* [Work to complete]: Write out the material exactly. Do not include the pictures.

* [Input]:
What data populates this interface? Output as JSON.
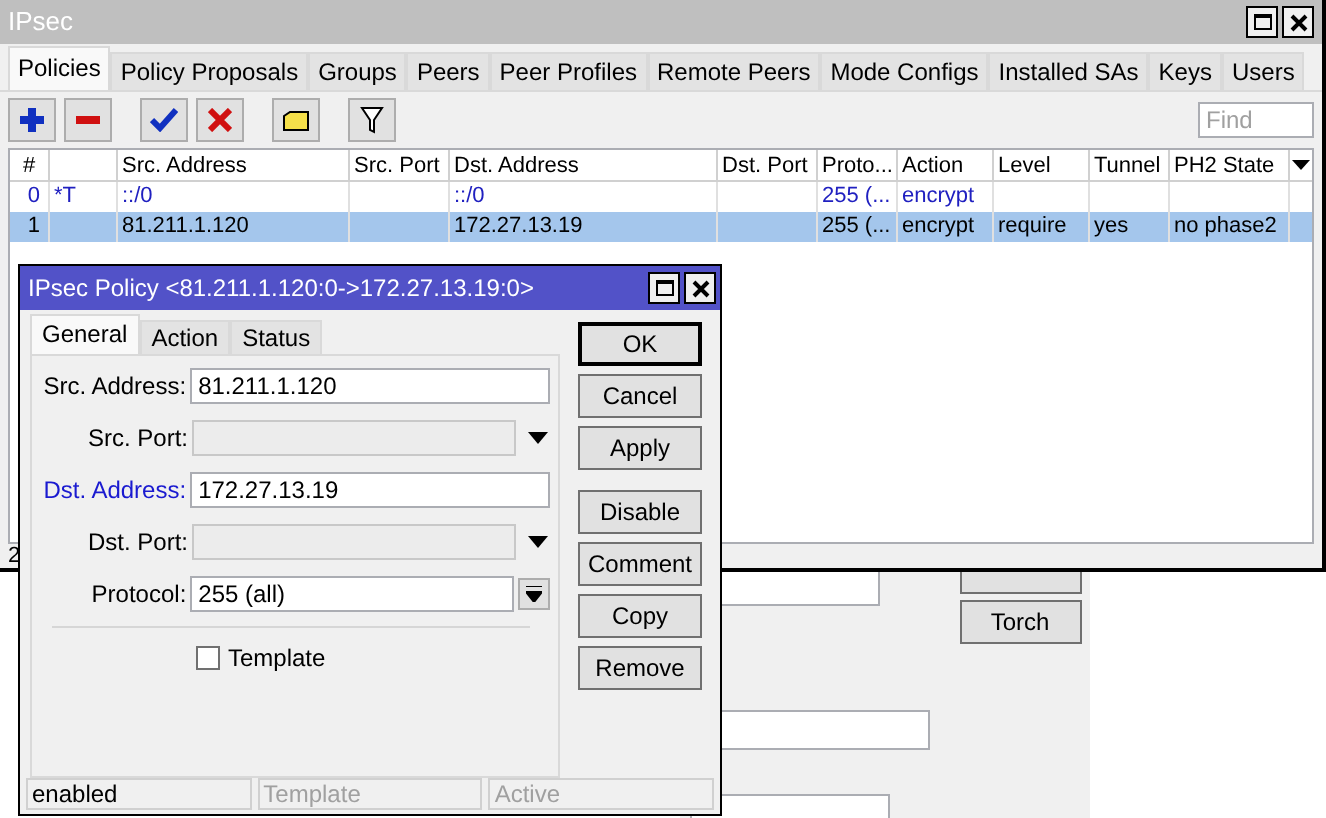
{
  "window": {
    "title": "IPsec"
  },
  "tabs": [
    {
      "label": "Policies",
      "selected": true
    },
    {
      "label": "Policy Proposals",
      "selected": false
    },
    {
      "label": "Groups",
      "selected": false
    },
    {
      "label": "Peers",
      "selected": false
    },
    {
      "label": "Peer Profiles",
      "selected": false
    },
    {
      "label": "Remote Peers",
      "selected": false
    },
    {
      "label": "Mode Configs",
      "selected": false
    },
    {
      "label": "Installed SAs",
      "selected": false
    },
    {
      "label": "Keys",
      "selected": false
    },
    {
      "label": "Users",
      "selected": false
    }
  ],
  "search": {
    "placeholder": "Find"
  },
  "table": {
    "columns": [
      "#",
      "",
      "Src. Address",
      "Src. Port",
      "Dst. Address",
      "Dst. Port",
      "Proto...",
      "Action",
      "Level",
      "Tunnel",
      "PH2 State"
    ],
    "rows": [
      {
        "cells": [
          "0",
          "*T",
          "::/0",
          "",
          "::/0",
          "",
          "255 (...",
          "encrypt",
          "",
          "",
          ""
        ],
        "template": true,
        "selected": false
      },
      {
        "cells": [
          "1",
          "",
          "81.211.1.120",
          "",
          "172.27.13.19",
          "",
          "255 (...",
          "encrypt",
          "require",
          "yes",
          "no phase2"
        ],
        "template": false,
        "selected": true
      }
    ]
  },
  "status_bar": "2",
  "background_window": {
    "buttons": [
      "Torch"
    ]
  },
  "dialog": {
    "title": "IPsec Policy <81.211.1.120:0->172.27.13.19:0>",
    "tabs": [
      {
        "label": "General",
        "selected": true
      },
      {
        "label": "Action",
        "selected": false
      },
      {
        "label": "Status",
        "selected": false
      }
    ],
    "fields": [
      {
        "label": "Src. Address:",
        "kind": "text",
        "value": "81.211.1.120",
        "highlighted": false
      },
      {
        "label": "Src. Port:",
        "kind": "dropdown",
        "highlighted": false
      },
      {
        "label": "Dst. Address:",
        "kind": "text",
        "value": "172.27.13.19",
        "highlighted": true
      },
      {
        "label": "Dst. Port:",
        "kind": "dropdown",
        "highlighted": false
      },
      {
        "label": "Protocol:",
        "kind": "combo",
        "value": "255 (all)",
        "highlighted": false
      }
    ],
    "checkbox": {
      "label": "Template",
      "checked": false
    },
    "button_groups": [
      [
        {
          "label": "OK",
          "default": true
        },
        {
          "label": "Cancel",
          "default": false
        },
        {
          "label": "Apply",
          "default": false
        }
      ],
      [
        {
          "label": "Disable",
          "default": false
        },
        {
          "label": "Comment",
          "default": false
        },
        {
          "label": "Copy",
          "default": false
        },
        {
          "label": "Remove",
          "default": false
        }
      ]
    ],
    "status": [
      {
        "text": "enabled",
        "disabled": false
      },
      {
        "text": "Template",
        "disabled": true
      },
      {
        "text": "Active",
        "disabled": true
      }
    ]
  }
}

* [Correct output]:
What data populates this interface? Output as JSON.
{
  "window": {
    "title": "IPsec"
  },
  "tabs": [
    {
      "label": "Policies",
      "selected": true
    },
    {
      "label": "Policy Proposals",
      "selected": false
    },
    {
      "label": "Groups",
      "selected": false
    },
    {
      "label": "Peers",
      "selected": false
    },
    {
      "label": "Peer Profiles",
      "selected": false
    },
    {
      "label": "Remote Peers",
      "selected": false
    },
    {
      "label": "Mode Configs",
      "selected": false
    },
    {
      "label": "Installed SAs",
      "selected": false
    },
    {
      "label": "Keys",
      "selected": false
    },
    {
      "label": "Users",
      "selected": false
    }
  ],
  "search": {
    "placeholder": "Find"
  },
  "table": {
    "columns": [
      "#",
      "",
      "Src. Address",
      "Src. Port",
      "Dst. Address",
      "Dst. Port",
      "Proto...",
      "Action",
      "Level",
      "Tunnel",
      "PH2 State"
    ],
    "rows": [
      {
        "cells": [
          "0",
          "*T",
          "::/0",
          "",
          "::/0",
          "",
          "255 (...",
          "encrypt",
          "",
          "",
          ""
        ],
        "template": true,
        "selected": false
      },
      {
        "cells": [
          "1",
          "",
          "81.211.1.120",
          "",
          "172.27.13.19",
          "",
          "255 (...",
          "encrypt",
          "require",
          "yes",
          "no phase2"
        ],
        "template": false,
        "selected": true
      }
    ]
  },
  "status_bar": "2",
  "background_window": {
    "buttons": [
      "Torch"
    ]
  },
  "dialog": {
    "title": "IPsec Policy <81.211.1.120:0->172.27.13.19:0>",
    "tabs": [
      {
        "label": "General",
        "selected": true
      },
      {
        "label": "Action",
        "selected": false
      },
      {
        "label": "Status",
        "selected": false
      }
    ],
    "fields": [
      {
        "label": "Src. Address:",
        "kind": "text",
        "value": "81.211.1.120",
        "highlighted": false
      },
      {
        "label": "Src. Port:",
        "kind": "dropdown",
        "highlighted": false
      },
      {
        "label": "Dst. Address:",
        "kind": "text",
        "value": "172.27.13.19",
        "highlighted": true
      },
      {
        "label": "Dst. Port:",
        "kind": "dropdown",
        "highlighted": false
      },
      {
        "label": "Protocol:",
        "kind": "combo",
        "value": "255 (all)",
        "highlighted": false
      }
    ],
    "checkbox": {
      "label": "Template",
      "checked": false
    },
    "button_groups": [
      [
        {
          "label": "OK",
          "default": true
        },
        {
          "label": "Cancel",
          "default": false
        },
        {
          "label": "Apply",
          "default": false
        }
      ],
      [
        {
          "label": "Disable",
          "default": false
        },
        {
          "label": "Comment",
          "default": false
        },
        {
          "label": "Copy",
          "default": false
        },
        {
          "label": "Remove",
          "default": false
        }
      ]
    ],
    "status": [
      {
        "text": "enabled",
        "disabled": false
      },
      {
        "text": "Template",
        "disabled": true
      },
      {
        "text": "Active",
        "disabled": true
      }
    ]
  }
}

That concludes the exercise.